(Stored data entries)
--
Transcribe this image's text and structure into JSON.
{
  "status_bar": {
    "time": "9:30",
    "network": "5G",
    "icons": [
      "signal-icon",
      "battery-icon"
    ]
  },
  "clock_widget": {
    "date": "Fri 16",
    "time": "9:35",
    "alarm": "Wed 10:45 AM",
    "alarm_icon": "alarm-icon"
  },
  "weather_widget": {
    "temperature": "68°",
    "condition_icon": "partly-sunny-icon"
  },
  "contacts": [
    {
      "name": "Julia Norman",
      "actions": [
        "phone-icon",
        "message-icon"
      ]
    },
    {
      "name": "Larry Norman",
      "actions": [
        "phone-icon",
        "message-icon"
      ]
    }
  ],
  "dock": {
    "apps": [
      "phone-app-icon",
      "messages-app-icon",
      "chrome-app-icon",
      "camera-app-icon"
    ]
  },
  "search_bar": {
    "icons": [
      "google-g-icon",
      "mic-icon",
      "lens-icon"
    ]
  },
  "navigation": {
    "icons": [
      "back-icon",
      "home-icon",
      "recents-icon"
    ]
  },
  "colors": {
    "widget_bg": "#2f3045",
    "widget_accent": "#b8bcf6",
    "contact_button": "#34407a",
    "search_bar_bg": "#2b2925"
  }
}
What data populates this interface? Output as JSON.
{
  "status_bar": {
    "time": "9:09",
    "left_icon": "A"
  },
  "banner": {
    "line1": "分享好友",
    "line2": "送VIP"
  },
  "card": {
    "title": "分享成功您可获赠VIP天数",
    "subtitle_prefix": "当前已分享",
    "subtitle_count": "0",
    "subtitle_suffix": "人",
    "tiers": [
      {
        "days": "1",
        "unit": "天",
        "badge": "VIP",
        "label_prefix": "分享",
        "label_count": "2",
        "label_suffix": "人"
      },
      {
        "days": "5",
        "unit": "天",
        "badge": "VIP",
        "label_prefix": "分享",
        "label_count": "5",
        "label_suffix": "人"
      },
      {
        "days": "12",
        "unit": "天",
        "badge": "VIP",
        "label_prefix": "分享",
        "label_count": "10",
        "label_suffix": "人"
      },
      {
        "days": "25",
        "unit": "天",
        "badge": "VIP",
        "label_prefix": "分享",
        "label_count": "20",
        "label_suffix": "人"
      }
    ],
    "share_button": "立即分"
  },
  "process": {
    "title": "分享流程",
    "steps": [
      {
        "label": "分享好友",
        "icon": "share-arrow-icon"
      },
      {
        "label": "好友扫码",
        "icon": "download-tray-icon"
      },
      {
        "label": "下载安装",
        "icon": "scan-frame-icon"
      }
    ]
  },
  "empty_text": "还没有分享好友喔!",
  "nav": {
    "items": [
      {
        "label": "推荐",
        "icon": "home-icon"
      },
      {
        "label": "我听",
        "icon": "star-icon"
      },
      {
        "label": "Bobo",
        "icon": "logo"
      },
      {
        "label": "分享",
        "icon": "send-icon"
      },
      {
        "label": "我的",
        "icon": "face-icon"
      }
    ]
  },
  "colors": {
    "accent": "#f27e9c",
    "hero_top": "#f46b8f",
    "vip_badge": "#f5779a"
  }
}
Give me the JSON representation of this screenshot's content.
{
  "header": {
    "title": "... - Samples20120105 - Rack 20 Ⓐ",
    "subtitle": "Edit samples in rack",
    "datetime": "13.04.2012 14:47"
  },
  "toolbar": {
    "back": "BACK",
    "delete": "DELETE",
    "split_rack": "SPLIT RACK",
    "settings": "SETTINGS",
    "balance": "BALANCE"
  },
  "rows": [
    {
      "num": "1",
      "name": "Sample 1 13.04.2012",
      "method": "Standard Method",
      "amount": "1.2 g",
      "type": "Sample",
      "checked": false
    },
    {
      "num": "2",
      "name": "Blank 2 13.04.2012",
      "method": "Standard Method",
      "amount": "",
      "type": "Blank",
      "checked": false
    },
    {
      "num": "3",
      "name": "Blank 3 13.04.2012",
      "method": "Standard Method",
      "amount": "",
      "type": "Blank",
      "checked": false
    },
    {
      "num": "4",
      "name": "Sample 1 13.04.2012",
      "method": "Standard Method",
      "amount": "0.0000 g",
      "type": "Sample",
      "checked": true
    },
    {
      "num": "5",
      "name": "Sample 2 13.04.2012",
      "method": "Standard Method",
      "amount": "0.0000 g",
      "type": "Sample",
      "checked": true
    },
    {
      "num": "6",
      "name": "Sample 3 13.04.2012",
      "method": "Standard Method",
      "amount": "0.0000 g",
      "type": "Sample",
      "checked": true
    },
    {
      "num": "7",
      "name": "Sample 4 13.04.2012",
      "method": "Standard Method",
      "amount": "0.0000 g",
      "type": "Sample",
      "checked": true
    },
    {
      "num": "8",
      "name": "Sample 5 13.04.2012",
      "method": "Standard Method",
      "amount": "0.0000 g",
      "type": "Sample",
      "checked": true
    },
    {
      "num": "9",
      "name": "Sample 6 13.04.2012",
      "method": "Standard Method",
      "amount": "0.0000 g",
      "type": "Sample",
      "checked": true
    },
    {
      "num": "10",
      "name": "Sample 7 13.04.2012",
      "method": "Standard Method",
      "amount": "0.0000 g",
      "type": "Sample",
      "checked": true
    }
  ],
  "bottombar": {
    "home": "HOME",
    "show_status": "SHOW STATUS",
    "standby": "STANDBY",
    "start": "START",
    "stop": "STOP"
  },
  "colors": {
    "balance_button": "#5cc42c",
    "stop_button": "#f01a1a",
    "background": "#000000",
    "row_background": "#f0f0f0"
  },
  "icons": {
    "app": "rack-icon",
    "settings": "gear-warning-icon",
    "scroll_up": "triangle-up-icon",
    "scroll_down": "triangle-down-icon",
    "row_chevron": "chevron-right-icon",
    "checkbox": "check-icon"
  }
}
--
Take the entries and copy them out exactly.

[THE REPLY]:
Transcribe this image's text and structure into JSON.
{
  "status_bar": {
    "time": "9:30",
    "network": "5G",
    "icons": [
      "signal-icon",
      "battery-icon"
    ]
  },
  "clock_widget": {
    "date": "Fri 16",
    "time": "9:35",
    "alarm": "Wed 10:45 AM",
    "alarm_icon": "alarm-icon"
  },
  "weather_widget": {
    "temperature": "68°",
    "condition_icon": "partly-sunny-icon"
  },
  "contacts": [
    {
      "name": "Julia Norman",
      "actions": [
        "phone-icon",
        "message-icon"
      ]
    },
    {
      "name": "Larry Norman",
      "actions": [
        "phone-icon",
        "message-icon"
      ]
    }
  ],
  "dock": {
    "apps": [
      "phone-app-icon",
      "messages-app-icon",
      "chrome-app-icon",
      "camera-app-icon"
    ]
  },
  "search_bar": {
    "icons": [
      "google-g-icon",
      "mic-icon",
      "lens-icon"
    ]
  },
  "navigation": {
    "icons": [
      "back-icon",
      "home-icon",
      "recents-icon"
    ]
  },
  "colors": {
    "widget_bg": "#2f3045",
    "widget_accent": "#b8bcf6",
    "contact_button": "#34407a",
    "search_bar_bg": "#2b2925"
  }
}
What data populates this interface? Output as JSON.
{
  "status_bar": {
    "time": "9:09",
    "left_icon": "A"
  },
  "banner": {
    "line1": "分享好友",
    "line2": "送VIP"
  },
  "card": {
    "title": "分享成功您可获赠VIP天数",
    "subtitle_prefix": "当前已分享",
    "subtitle_count": "0",
    "subtitle_suffix": "人",
    "tiers": [
      {
        "days": "1",
        "unit": "天",
        "badge": "VIP",
        "label_prefix": "分享",
        "label_count": "2",
        "label_suffix": "人"
      },
      {
        "days": "5",
        "unit": "天",
        "badge": "VIP",
        "label_prefix": "分享",
        "label_count": "5",
        "label_suffix": "人"
      },
      {
        "days": "12",
        "unit": "天",
        "badge": "VIP",
        "label_prefix": "分享",
        "label_count": "10",
        "label_suffix": "人"
      },
      {
        "days": "25",
        "unit": "天",
        "badge": "VIP",
        "label_prefix": "分享",
        "label_count": "20",
        "label_suffix": "人"
      }
    ],
    "share_button": "立即分"
  },
  "process": {
    "title": "分享流程",
    "steps": [
      {
        "label": "分享好友",
        "icon": "share-arrow-icon"
      },
      {
        "label": "好友扫码",
        "icon": "download-tray-icon"
      },
      {
        "label": "下载安装",
        "icon": "scan-frame-icon"
      }
    ]
  },
  "empty_text": "还没有分享好友喔!",
  "nav": {
    "items": [
      {
        "label": "推荐",
        "icon": "home-icon"
      },
      {
        "label": "我听",
        "icon": "star-icon"
      },
      {
        "label": "Bobo",
        "icon": "logo"
      },
      {
        "label": "分享",
        "icon": "send-icon"
      },
      {
        "label": "我的",
        "icon": "face-icon"
      }
    ]
  },
  "colors": {
    "accent": "#f27e9c",
    "hero_top": "#f46b8f",
    "vip_badge": "#f5779a"
  }
}
Give me the JSON representation of this screenshot's content.
{
  "header": {
    "title": "... - Samples20120105 - Rack 20 Ⓐ",
    "subtitle": "Edit samples in rack",
    "datetime": "13.04.2012 14:47"
  },
  "toolbar": {
    "back": "BACK",
    "delete": "DELETE",
    "split_rack": "SPLIT RACK",
    "settings": "SETTINGS",
    "balance": "BALANCE"
  },
  "rows": [
    {
      "num": "1",
      "name": "Sample 1 13.04.2012",
      "method": "Standard Method",
      "amount": "1.2 g",
      "type": "Sample",
      "checked": false
    },
    {
      "num": "2",
      "name": "Blank 2 13.04.2012",
      "method": "Standard Method",
      "amount": "",
      "type": "Blank",
      "checked": false
    },
    {
      "num": "3",
      "name": "Blank 3 13.04.2012",
      "method": "Standard Method",
      "amount": "",
      "type": "Blank",
      "checked": false
    },
    {
      "num": "4",
      "name": "Sample 1 13.04.2012",
      "method": "Standard Method",
      "amount": "0.0000 g",
      "type": "Sample",
      "checked": true
    },
    {
      "num": "5",
      "name": "Sample 2 13.04.2012",
      "method": "Standard Method",
      "amount": "0.0000 g",
      "type": "Sample",
      "checked": true
    },
    {
      "num": "6",
      "name": "Sample 3 13.04.2012",
      "method": "Standard Method",
      "amount": "0.0000 g",
      "type": "Sample",
      "checked": true
    },
    {
      "num": "7",
      "name": "Sample 4 13.04.2012",
      "method": "Standard Method",
      "amount": "0.0000 g",
      "type": "Sample",
      "checked": true
    },
    {
      "num": "8",
      "name": "Sample 5 13.04.2012",
      "method": "Standard Method",
      "amount": "0.0000 g",
      "type": "Sample",
      "checked": true
    },
    {
      "num": "9",
      "name": "Sample 6 13.04.2012",
      "method": "Standard Method",
      "amount": "0.0000 g",
      "type": "Sample",
      "checked": true
    },
    {
      "num": "10",
      "name": "Sample 7 13.04.2012",
      "method": "Standard Method",
      "amount": "0.0000 g",
      "type": "Sample",
      "checked": true
    }
  ],
  "bottombar": {
    "home": "HOME",
    "show_status": "SHOW STATUS",
    "standby": "STANDBY",
    "start": "START",
    "stop": "STOP"
  },
  "colors": {
    "balance_button": "#5cc42c",
    "stop_button": "#f01a1a",
    "background": "#000000",
    "row_background": "#f0f0f0"
  },
  "icons": {
    "app": "rack-icon",
    "settings": "gear-warning-icon",
    "scroll_up": "triangle-up-icon",
    "scroll_down": "triangle-down-icon",
    "row_chevron": "chevron-right-icon",
    "checkbox": "check-icon"
  }
}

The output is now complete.